[START]

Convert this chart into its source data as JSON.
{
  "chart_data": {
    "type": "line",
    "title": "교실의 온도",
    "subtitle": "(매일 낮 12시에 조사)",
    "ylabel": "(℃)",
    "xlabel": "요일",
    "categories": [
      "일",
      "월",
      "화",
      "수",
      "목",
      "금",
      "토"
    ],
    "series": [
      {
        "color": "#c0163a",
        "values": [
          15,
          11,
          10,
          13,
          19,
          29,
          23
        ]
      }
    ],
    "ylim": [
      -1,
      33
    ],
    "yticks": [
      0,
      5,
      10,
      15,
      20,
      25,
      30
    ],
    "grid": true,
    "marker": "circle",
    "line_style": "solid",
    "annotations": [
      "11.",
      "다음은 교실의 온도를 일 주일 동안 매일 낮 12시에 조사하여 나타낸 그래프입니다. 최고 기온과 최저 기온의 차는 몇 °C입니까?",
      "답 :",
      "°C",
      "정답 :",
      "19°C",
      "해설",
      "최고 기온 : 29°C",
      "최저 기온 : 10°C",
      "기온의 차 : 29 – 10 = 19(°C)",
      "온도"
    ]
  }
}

[END]

Repeat the listing above without any change.

> [Answer to the task]
Convert this chart into its source data as JSON.
{
  "chart_data": {
    "type": "line",
    "title": "교실의 온도",
    "subtitle": "(매일 낮 12시에 조사)",
    "ylabel": "(℃)",
    "xlabel": "요일",
    "categories": [
      "일",
      "월",
      "화",
      "수",
      "목",
      "금",
      "토"
    ],
    "series": [
      {
        "color": "#c0163a",
        "values": [
          15,
          11,
          10,
          13,
          19,
          29,
          23
        ]
      }
    ],
    "ylim": [
      -1,
      33
    ],
    "yticks": [
      0,
      5,
      10,
      15,
      20,
      25,
      30
    ],
    "grid": true,
    "marker": "circle",
    "line_style": "solid",
    "annotations": [
      "11.",
      "다음은 교실의 온도를 일 주일 동안 매일 낮 12시에 조사하여 나타낸 그래프입니다. 최고 기온과 최저 기온의 차는 몇 °C입니까?",
      "답 :",
      "°C",
      "정답 :",
      "19°C",
      "해설",
      "최고 기온 : 29°C",
      "최저 기온 : 10°C",
      "기온의 차 : 29 – 10 = 19(°C)",
      "온도"
    ]
  }
}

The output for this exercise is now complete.